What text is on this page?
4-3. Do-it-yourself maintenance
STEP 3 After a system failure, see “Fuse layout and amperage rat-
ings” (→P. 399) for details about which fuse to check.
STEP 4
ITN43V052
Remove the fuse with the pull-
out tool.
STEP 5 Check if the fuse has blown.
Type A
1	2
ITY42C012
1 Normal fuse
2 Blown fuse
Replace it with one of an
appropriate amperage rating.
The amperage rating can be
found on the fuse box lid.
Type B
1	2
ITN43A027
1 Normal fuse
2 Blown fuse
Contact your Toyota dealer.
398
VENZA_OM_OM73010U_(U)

WRITTEN REQUEST
Reproduce the full listing exactly.

OUTPUT OF THE TASK
What text is on this page?
4-3. Do-it-yourself maintenance
STEP 3 After a system failure, see “Fuse layout and amperage rat-
ings” (→P. 399) for details about which fuse to check.
STEP 4
ITN43V052
Remove the fuse with the pull-
out tool.
STEP 5 Check if the fuse has blown.
Type A
1	2
ITY42C012
1 Normal fuse
2 Blown fuse
Replace it with one of an
appropriate amperage rating.
The amperage rating can be
found on the fuse box lid.
Type B
1	2
ITN43A027
1 Normal fuse
2 Blown fuse
Contact your Toyota dealer.
398
VENZA_OM_OM73010U_(U)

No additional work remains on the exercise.